= WRITTEN PROBLEM =
Check every line below for the word "image" and copy each one that has it.

======== RECORDS TO USE ========

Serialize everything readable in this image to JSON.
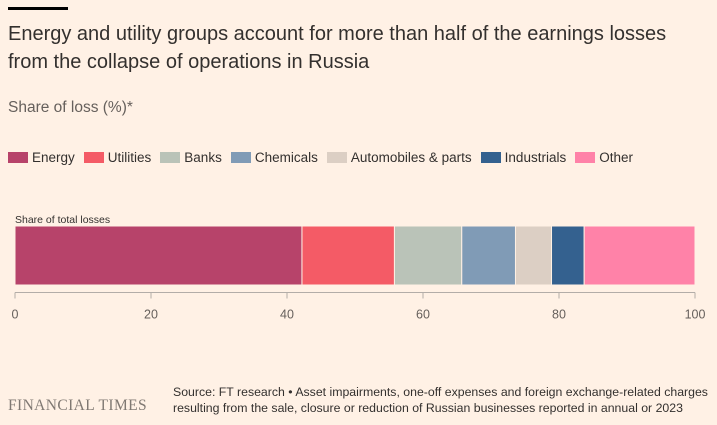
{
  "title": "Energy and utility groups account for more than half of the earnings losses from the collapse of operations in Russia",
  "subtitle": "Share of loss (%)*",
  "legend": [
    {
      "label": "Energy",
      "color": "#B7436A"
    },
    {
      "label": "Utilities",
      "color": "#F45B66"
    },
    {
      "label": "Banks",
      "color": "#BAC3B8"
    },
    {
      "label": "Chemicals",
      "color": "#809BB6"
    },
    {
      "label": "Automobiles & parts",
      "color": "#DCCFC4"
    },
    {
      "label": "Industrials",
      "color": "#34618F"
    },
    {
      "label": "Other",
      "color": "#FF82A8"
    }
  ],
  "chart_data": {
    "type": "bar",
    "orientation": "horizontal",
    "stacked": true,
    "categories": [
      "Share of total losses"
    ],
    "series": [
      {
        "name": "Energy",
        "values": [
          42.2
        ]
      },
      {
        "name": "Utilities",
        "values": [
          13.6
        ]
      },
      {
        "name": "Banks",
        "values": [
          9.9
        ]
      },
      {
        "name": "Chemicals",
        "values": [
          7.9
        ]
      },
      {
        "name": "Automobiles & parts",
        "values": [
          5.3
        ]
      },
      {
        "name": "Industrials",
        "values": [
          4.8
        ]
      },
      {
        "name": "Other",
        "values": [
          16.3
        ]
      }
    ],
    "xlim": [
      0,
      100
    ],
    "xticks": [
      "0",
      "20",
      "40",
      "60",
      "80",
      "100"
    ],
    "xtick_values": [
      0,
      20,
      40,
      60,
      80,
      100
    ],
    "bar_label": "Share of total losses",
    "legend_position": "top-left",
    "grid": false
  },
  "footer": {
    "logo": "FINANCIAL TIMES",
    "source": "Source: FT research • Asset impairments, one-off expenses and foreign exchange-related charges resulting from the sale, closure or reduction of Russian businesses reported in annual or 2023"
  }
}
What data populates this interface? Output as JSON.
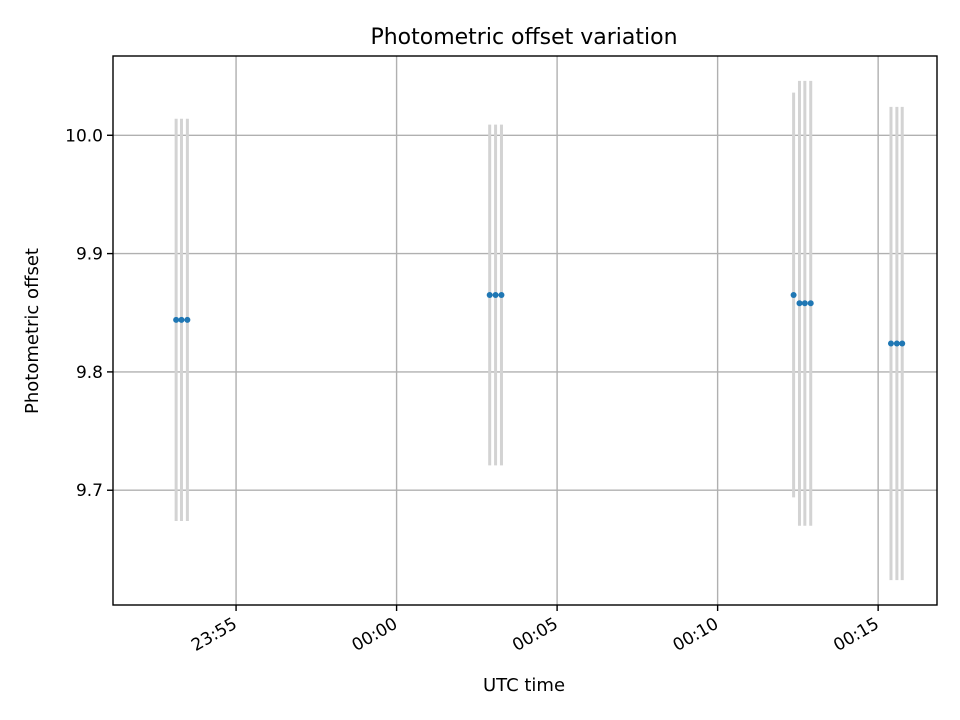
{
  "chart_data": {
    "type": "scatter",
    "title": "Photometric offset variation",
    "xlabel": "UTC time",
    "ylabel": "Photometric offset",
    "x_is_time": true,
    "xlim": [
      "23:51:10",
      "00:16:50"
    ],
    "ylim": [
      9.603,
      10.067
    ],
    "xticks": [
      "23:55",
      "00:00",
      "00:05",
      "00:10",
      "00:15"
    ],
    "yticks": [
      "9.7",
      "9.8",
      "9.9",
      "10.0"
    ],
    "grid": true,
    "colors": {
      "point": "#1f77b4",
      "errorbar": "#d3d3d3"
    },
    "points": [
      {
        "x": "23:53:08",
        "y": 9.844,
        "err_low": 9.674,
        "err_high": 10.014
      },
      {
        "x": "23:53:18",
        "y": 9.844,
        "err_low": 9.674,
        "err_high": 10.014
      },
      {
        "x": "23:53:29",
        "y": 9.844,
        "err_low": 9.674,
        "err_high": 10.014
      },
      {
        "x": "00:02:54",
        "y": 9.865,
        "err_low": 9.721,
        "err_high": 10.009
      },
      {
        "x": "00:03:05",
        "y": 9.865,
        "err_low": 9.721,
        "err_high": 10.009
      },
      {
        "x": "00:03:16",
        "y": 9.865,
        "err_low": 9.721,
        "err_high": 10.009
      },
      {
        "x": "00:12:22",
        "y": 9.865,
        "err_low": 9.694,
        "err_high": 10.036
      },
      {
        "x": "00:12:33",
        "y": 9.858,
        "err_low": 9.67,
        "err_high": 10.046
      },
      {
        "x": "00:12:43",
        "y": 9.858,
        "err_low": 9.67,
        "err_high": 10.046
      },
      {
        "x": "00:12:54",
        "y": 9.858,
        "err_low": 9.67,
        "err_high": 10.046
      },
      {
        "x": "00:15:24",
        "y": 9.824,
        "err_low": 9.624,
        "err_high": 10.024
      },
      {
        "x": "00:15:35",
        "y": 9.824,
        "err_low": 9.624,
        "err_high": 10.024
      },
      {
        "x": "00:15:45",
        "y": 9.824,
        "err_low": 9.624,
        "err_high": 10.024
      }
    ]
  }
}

========
======== RECORDS TO USE ========

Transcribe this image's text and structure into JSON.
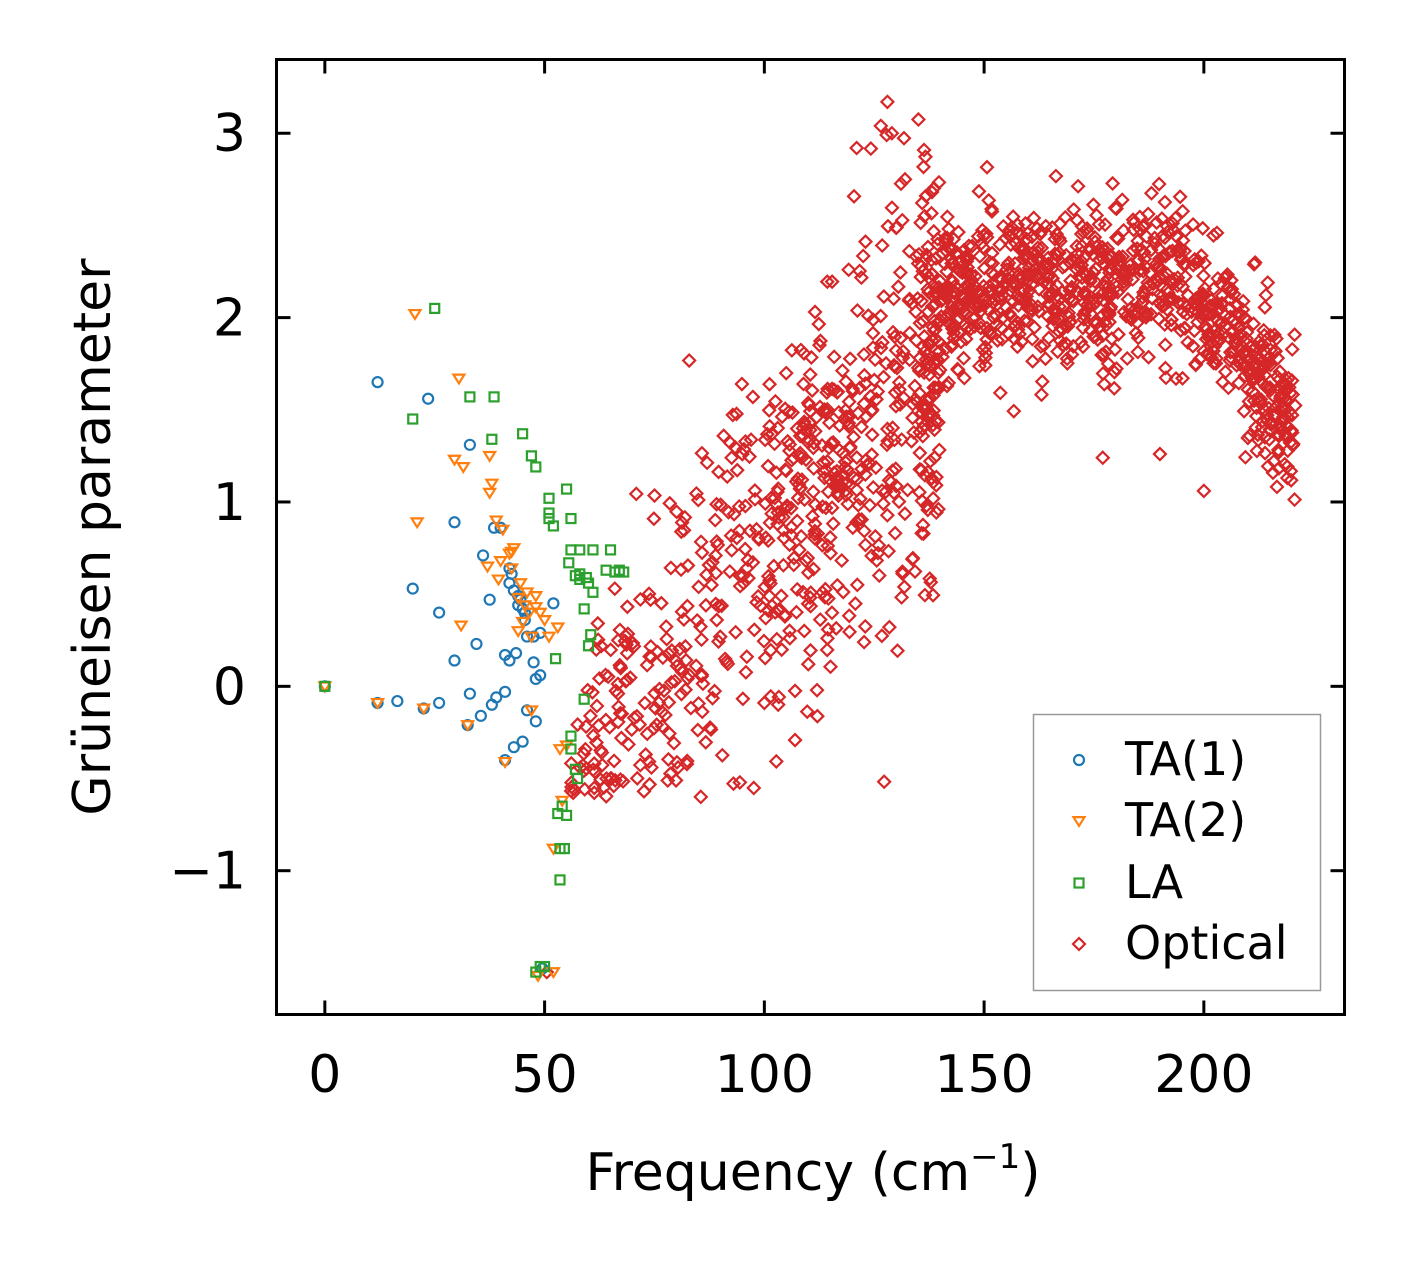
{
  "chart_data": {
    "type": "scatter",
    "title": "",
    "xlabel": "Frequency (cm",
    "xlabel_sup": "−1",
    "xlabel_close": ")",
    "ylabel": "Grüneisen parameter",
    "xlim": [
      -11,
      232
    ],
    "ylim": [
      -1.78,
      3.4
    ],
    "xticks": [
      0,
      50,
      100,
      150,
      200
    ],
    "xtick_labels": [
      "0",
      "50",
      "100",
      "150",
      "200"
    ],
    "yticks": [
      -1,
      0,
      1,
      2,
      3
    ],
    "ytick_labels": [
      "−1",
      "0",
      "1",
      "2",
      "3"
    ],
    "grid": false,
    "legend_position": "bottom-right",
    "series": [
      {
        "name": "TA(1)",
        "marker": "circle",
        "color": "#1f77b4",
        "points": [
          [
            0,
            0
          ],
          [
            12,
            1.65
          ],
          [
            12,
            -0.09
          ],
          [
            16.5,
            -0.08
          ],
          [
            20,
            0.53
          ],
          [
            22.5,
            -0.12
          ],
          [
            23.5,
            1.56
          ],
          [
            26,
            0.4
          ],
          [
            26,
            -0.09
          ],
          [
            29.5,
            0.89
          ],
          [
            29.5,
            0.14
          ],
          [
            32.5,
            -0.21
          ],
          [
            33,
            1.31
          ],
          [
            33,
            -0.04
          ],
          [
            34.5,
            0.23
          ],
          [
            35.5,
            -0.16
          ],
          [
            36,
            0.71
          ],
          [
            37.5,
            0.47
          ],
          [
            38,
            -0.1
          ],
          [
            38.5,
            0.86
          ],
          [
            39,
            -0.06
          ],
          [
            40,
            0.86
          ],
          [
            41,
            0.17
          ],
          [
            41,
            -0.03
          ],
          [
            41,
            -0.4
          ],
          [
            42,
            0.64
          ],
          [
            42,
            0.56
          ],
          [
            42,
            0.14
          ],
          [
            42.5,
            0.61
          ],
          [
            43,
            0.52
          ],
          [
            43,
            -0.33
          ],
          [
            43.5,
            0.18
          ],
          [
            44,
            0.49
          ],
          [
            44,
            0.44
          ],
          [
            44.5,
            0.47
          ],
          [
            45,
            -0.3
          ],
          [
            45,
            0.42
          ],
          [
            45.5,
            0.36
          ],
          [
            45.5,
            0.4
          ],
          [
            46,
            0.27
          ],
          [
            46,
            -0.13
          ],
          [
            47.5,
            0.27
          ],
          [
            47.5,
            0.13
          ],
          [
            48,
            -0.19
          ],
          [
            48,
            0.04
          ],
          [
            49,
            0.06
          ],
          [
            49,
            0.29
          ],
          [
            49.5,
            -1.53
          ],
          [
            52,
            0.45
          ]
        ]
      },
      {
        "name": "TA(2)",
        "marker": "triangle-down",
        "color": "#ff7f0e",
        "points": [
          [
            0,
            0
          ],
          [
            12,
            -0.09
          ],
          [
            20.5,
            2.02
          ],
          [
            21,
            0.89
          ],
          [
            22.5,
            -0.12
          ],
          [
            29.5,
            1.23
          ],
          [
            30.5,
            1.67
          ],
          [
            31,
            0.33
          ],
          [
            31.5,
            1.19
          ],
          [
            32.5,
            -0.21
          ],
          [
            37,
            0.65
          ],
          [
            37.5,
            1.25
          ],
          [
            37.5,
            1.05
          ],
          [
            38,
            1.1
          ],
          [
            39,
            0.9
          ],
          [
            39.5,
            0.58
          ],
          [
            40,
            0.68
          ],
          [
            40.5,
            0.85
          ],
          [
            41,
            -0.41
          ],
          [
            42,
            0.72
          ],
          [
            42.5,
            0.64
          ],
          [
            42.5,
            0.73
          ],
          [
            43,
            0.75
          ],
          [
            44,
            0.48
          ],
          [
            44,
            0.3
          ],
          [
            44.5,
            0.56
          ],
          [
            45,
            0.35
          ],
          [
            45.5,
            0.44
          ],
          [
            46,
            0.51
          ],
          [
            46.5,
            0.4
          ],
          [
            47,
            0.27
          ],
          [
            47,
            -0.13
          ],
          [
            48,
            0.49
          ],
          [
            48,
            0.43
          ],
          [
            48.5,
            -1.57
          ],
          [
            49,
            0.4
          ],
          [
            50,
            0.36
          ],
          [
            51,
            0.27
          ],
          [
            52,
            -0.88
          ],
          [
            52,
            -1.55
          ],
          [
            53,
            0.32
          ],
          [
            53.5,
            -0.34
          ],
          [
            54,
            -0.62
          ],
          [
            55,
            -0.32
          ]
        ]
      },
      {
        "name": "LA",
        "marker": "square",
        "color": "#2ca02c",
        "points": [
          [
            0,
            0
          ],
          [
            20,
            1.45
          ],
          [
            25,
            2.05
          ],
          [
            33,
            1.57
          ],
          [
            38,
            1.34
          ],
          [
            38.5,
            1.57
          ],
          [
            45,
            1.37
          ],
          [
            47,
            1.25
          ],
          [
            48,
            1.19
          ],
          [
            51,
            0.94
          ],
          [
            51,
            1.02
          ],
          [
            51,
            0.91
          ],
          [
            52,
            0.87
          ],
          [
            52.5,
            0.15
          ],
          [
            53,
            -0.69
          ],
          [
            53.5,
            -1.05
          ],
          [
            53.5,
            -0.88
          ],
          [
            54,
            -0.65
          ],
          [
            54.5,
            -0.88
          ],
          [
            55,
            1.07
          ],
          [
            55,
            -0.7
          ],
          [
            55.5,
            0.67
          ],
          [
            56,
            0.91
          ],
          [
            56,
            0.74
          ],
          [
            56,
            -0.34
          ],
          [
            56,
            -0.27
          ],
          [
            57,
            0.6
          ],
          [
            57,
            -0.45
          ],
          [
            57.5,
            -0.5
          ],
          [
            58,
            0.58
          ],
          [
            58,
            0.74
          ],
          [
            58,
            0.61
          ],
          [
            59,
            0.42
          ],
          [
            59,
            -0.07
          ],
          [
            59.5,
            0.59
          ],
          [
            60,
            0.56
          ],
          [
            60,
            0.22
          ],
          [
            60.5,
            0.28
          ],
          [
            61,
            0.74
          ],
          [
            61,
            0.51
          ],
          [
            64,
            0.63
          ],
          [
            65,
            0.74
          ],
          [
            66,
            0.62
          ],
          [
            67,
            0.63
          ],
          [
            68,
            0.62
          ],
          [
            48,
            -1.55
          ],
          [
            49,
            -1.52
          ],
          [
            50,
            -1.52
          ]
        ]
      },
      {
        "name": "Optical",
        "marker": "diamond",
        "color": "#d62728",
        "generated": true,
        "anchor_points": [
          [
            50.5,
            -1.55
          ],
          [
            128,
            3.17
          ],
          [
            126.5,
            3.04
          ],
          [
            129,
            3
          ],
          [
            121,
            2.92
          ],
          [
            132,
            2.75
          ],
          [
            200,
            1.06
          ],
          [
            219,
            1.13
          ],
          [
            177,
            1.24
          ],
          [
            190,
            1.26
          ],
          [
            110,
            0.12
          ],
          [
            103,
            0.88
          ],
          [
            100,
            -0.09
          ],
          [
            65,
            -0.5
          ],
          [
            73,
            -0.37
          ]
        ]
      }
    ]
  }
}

========

= RESPONSE FOR THIS EXERCISE =
Serialize everything readable in this image to JSON.
Transcribe this image's text and structure into JSON.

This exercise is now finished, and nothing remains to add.